### WHAT TO DO:
Rewrite these lines of data as a numbered list, leaving out any blank lines.

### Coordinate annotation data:

┄┄┄┄┄┄┄┄┄┄

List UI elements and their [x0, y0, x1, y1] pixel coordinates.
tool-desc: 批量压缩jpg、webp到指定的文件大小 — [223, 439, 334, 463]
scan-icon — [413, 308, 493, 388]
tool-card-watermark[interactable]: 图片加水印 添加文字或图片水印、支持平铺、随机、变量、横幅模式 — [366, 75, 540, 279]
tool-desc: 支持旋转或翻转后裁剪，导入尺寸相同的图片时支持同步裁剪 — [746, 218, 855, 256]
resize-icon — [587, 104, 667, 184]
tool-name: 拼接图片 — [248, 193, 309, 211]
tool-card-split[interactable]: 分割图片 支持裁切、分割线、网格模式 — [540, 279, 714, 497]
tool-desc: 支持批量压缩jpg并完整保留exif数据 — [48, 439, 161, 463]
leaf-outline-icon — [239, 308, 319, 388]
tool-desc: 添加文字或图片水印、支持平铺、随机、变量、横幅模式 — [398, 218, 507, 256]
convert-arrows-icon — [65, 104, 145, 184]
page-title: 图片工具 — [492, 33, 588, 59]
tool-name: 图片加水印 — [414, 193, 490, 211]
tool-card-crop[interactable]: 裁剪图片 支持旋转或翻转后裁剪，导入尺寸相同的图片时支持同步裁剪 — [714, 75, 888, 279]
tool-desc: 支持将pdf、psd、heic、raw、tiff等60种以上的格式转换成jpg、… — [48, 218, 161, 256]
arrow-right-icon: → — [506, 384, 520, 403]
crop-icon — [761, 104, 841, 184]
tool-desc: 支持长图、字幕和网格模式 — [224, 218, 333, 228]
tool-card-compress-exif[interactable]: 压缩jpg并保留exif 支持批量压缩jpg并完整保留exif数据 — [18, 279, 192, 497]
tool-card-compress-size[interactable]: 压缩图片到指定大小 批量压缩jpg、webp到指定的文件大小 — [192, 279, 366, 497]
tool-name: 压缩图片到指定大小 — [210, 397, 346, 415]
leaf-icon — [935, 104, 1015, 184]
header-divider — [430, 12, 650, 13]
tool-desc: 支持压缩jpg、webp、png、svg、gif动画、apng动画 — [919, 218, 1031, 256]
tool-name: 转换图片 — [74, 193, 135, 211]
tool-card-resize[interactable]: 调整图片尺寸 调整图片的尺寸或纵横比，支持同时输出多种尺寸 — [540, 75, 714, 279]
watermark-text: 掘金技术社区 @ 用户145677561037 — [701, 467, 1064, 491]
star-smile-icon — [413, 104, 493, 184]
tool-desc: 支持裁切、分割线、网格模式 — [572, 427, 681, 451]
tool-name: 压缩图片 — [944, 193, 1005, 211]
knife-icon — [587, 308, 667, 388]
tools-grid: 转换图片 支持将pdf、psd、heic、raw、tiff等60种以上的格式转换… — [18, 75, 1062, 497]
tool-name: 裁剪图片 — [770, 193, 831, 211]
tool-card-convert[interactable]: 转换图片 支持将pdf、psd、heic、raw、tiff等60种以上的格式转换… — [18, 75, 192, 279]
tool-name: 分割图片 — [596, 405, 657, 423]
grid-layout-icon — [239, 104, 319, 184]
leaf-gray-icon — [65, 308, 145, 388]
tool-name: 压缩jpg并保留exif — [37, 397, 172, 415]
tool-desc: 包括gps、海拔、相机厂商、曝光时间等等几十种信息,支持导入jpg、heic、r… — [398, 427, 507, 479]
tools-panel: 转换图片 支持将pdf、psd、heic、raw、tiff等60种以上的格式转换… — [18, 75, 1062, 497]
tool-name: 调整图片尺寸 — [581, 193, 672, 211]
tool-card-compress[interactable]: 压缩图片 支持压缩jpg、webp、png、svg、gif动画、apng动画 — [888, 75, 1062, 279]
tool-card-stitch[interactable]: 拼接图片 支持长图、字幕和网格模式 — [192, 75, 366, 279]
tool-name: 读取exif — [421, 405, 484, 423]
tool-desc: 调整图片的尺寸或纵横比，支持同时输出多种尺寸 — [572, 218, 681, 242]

┄┄┄┄┄┄┄┄┄┄

### SOLUTION TO THE EXERCISE:
1. List UI elements and their [x0, y0, x1, y1] pixel coordinates.
2. tool-desc: 批量压缩jpg、webp到指定的文件大小 — [223, 439, 334, 463]
3. scan-icon — [413, 308, 493, 388]
4. tool-card-watermark[interactable]: 图片加水印 添加文字或图片水印、支持平铺、随机、变量、横幅模式 — [366, 75, 540, 279]
5. tool-desc: 支持旋转或翻转后裁剪，导入尺寸相同的图片时支持同步裁剪 — [746, 218, 855, 256]
6. resize-icon — [587, 104, 667, 184]
7. tool-name: 拼接图片 — [248, 193, 309, 211]
8. tool-card-split[interactable]: 分割图片 支持裁切、分割线、网格模式 — [540, 279, 714, 497]
9. tool-desc: 支持批量压缩jpg并完整保留exif数据 — [48, 439, 161, 463]
10. leaf-outline-icon — [239, 308, 319, 388]
11. tool-desc: 添加文字或图片水印、支持平铺、随机、变量、横幅模式 — [398, 218, 507, 256]
12. convert-arrows-icon — [65, 104, 145, 184]
13. page-title: 图片工具 — [492, 33, 588, 59]
14. tool-name: 图片加水印 — [414, 193, 490, 211]
15. tool-card-crop[interactable]: 裁剪图片 支持旋转或翻转后裁剪，导入尺寸相同的图片时支持同步裁剪 — [714, 75, 888, 279]
16. tool-desc: 支持将pdf、psd、heic、raw、tiff等60种以上的格式转换成jpg、… — [48, 218, 161, 256]
17. arrow-right-icon: → — [506, 384, 520, 403]
18. crop-icon — [761, 104, 841, 184]
19. tool-desc: 支持长图、字幕和网格模式 — [224, 218, 333, 228]
20. tool-card-compress-exif[interactable]: 压缩jpg并保留exif 支持批量压缩jpg并完整保留exif数据 — [18, 279, 192, 497]
21. tool-card-compress-size[interactable]: 压缩图片到指定大小 批量压缩jpg、webp到指定的文件大小 — [192, 279, 366, 497]
22. tool-name: 压缩图片到指定大小 — [210, 397, 346, 415]
23. leaf-icon — [935, 104, 1015, 184]
24. header-divider — [430, 12, 650, 13]
25. tool-desc: 支持压缩jpg、webp、png、svg、gif动画、apng动画 — [919, 218, 1031, 256]
26. tool-name: 转换图片 — [74, 193, 135, 211]
27. tool-card-resize[interactable]: 调整图片尺寸 调整图片的尺寸或纵横比，支持同时输出多种尺寸 — [540, 75, 714, 279]
28. watermark-text: 掘金技术社区 @ 用户145677561037 — [701, 467, 1064, 491]
29. star-smile-icon — [413, 104, 493, 184]
30. tool-desc: 支持裁切、分割线、网格模式 — [572, 427, 681, 451]
31. tool-name: 压缩图片 — [944, 193, 1005, 211]
32. knife-icon — [587, 308, 667, 388]
33. tools-grid: 转换图片 支持将pdf、psd、heic、raw、tiff等60种以上的格式转换… — [18, 75, 1062, 497]
34. tool-name: 裁剪图片 — [770, 193, 831, 211]
35. tool-card-convert[interactable]: 转换图片 支持将pdf、psd、heic、raw、tiff等60种以上的格式转换… — [18, 75, 192, 279]
36. tool-name: 分割图片 — [596, 405, 657, 423]
37. grid-layout-icon — [239, 104, 319, 184]
38. leaf-gray-icon — [65, 308, 145, 388]
39. tool-name: 压缩jpg并保留exif — [37, 397, 172, 415]
40. tool-desc: 包括gps、海拔、相机厂商、曝光时间等等几十种信息,支持导入jpg、heic、r… — [398, 427, 507, 479]
41. tools-panel: 转换图片 支持将pdf、psd、heic、raw、tiff等60种以上的格式转换… — [18, 75, 1062, 497]
42. tool-name: 调整图片尺寸 — [581, 193, 672, 211]
43. tool-card-compress[interactable]: 压缩图片 支持压缩jpg、webp、png、svg、gif动画、apng动画 — [888, 75, 1062, 279]
44. tool-card-stitch[interactable]: 拼接图片 支持长图、字幕和网格模式 — [192, 75, 366, 279]
45. tool-name: 读取exif — [421, 405, 484, 423]
46. tool-desc: 调整图片的尺寸或纵横比，支持同时输出多种尺寸 — [572, 218, 681, 242]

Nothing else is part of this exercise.